### Your tasks:
[A] In the disk performance counters text, how is the ordering of the queues that I/O operations go into described?
[B] Quote the disk performance counters text word for word, everything from "We'll discuss optimum" down to "investigate other counters.".

Windows 7 / Getting Started

Disk Performance Counters

As described earlier, disk performance tends to be all about IOPS. Therefore, it is not surprising that the most interesting of disk counters are involved with communicating the latency of I/O. After all, regardless of how fast a single I/O operation can be completed, if that operation has to wait a significant amount of time prior to its execution, that can be a problem. I/O operations go into queues, which are more or less first-in, first-out (FIFO). However, Windows will perform some optimization when possible, grouping together I/O that is ''close'' in disk terms. On a transaction log, this optimization can be significant. On a mailbox database, it probably will not be.

We'll discuss optimum values for specific I/O types on each Exchange server role shortly. First, let's tackle the performance counters themselves. As I/O can be fairly complicated, there are a large number of performance counters that may come into play. We consider these in a tiered fashion. That is, there is a group of counters we consider most important. Based on results from those counters, we may need to investigate other counters.

### Data records:
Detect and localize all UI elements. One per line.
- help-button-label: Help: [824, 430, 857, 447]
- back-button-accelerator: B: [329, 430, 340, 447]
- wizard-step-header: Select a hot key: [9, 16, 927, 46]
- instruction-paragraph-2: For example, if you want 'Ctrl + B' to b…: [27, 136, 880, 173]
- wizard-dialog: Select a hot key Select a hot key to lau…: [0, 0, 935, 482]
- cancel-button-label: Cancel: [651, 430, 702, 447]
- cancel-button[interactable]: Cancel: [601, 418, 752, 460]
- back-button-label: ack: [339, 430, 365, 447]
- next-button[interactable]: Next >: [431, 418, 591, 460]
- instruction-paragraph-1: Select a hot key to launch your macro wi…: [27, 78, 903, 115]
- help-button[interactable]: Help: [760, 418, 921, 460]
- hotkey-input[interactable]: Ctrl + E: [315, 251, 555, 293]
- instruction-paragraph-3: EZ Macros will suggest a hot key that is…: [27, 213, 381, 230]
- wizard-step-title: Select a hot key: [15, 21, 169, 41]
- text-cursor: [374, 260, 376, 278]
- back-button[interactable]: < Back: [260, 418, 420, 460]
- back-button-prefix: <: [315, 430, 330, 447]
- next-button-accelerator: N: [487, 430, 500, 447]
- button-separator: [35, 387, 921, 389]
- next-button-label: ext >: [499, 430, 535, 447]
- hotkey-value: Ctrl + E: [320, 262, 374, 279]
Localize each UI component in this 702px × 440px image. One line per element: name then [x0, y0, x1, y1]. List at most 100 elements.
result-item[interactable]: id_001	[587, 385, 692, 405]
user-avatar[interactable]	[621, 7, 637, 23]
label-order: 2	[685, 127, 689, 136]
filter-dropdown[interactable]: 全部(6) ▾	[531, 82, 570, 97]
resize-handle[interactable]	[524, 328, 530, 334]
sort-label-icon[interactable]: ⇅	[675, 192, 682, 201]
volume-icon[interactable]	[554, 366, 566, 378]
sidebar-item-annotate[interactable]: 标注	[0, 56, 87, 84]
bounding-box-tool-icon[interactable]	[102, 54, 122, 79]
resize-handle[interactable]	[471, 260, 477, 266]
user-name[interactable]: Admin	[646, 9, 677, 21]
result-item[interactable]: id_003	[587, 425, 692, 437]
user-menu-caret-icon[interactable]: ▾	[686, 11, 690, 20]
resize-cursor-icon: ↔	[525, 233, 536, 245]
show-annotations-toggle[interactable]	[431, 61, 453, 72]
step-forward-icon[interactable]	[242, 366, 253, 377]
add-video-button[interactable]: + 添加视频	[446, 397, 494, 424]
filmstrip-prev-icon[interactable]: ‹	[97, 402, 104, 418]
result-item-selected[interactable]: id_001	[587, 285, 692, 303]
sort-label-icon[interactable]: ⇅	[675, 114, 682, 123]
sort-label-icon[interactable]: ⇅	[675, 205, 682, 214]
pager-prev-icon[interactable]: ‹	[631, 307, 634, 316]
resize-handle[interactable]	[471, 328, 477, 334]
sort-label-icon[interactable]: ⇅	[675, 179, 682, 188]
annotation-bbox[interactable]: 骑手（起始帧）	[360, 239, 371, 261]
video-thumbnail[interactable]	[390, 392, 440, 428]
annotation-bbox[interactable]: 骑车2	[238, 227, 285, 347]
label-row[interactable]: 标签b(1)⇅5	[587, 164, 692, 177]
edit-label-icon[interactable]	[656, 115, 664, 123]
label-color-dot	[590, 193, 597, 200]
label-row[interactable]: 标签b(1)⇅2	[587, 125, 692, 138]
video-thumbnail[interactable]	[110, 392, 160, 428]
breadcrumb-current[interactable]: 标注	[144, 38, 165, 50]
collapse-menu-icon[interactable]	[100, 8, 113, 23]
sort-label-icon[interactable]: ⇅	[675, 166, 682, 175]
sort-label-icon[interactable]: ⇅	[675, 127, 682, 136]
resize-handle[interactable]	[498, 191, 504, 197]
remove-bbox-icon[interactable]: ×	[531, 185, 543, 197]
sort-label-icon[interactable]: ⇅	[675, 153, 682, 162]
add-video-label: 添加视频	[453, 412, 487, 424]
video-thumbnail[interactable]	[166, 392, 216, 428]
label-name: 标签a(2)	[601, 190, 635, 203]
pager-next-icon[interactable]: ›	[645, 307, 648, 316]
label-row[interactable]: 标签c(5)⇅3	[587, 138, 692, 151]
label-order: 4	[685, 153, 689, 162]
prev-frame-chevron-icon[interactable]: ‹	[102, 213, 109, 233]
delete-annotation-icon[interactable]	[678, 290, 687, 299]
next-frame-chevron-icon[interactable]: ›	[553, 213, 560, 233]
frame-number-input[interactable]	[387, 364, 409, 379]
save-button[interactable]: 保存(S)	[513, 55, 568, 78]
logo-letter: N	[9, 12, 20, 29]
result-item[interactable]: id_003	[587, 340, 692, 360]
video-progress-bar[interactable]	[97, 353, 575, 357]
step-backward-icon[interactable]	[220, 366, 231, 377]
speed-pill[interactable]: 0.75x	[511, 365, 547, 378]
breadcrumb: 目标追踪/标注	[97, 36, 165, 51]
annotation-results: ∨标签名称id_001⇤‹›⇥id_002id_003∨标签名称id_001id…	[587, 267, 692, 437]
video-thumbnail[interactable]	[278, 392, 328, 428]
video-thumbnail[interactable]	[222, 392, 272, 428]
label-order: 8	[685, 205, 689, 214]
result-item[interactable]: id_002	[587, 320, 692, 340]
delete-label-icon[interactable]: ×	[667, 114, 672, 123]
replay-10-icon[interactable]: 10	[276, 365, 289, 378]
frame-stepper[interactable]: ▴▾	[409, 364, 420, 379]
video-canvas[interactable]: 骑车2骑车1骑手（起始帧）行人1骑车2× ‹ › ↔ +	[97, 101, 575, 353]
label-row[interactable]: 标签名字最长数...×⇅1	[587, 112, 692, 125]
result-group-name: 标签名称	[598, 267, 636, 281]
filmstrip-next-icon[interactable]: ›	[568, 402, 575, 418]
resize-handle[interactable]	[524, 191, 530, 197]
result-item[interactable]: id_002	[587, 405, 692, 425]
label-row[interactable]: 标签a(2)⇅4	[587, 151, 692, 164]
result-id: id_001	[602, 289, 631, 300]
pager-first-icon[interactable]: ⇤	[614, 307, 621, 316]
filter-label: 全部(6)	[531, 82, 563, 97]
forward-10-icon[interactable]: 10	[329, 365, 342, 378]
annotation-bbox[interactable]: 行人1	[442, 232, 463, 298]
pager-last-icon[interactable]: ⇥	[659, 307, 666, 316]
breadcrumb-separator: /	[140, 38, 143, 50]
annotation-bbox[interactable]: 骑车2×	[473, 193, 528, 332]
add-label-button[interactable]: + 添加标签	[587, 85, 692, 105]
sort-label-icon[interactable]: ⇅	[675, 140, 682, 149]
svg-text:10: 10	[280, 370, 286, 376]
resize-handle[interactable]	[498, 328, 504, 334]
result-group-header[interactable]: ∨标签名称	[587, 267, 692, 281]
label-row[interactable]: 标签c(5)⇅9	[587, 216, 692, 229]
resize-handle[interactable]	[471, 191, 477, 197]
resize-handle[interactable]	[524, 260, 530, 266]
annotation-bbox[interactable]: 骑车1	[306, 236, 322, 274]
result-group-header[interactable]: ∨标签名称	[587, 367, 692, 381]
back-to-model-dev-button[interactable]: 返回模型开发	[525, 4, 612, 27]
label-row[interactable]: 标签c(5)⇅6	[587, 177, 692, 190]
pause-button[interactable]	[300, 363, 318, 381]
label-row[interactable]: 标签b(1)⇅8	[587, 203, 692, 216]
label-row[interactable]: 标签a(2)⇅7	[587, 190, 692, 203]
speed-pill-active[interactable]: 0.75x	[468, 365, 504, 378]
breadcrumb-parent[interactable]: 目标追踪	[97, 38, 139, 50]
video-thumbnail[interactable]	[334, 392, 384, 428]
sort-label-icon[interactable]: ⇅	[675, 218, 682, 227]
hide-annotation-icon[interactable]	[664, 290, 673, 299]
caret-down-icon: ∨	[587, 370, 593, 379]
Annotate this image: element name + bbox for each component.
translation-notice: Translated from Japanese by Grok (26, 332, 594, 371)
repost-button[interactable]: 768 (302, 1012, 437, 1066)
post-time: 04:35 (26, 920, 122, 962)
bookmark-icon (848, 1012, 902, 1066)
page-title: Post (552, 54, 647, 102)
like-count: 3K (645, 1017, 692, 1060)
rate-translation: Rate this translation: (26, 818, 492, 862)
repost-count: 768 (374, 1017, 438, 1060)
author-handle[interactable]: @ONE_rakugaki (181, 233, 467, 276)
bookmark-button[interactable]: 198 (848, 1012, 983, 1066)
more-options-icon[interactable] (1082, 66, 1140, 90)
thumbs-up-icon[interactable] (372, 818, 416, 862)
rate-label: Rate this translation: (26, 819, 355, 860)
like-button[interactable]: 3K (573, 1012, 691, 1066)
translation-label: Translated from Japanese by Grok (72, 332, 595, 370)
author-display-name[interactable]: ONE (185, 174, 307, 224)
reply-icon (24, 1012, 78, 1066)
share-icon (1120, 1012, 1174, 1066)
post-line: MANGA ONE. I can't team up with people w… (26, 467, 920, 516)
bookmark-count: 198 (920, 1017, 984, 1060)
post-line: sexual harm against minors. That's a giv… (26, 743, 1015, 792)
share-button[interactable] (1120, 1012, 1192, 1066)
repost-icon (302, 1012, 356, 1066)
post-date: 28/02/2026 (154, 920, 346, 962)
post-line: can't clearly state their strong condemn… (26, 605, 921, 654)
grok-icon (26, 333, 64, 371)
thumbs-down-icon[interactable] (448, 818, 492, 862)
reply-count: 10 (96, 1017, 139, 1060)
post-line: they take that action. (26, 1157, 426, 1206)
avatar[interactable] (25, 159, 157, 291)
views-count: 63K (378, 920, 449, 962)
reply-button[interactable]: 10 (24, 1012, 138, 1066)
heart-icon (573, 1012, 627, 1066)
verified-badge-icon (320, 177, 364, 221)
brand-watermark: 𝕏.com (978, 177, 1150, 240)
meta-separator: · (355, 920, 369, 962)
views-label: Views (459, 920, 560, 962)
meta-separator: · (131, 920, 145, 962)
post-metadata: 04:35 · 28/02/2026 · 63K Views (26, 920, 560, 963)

### Task results:
[A] More or less first-in, first-out (FIFO).

[B]
We'll discuss optimum values for specific I/O types on each Exchange server role shortly. First, let's tackle the performance counters themselves. As I/O can be fairly complicated, there are a large number of performance counters that may come into play. We consider these in a tiered fashion. That is, there is a group of counters we consider most important. Based on results from those counters, we may need to investigate other counters.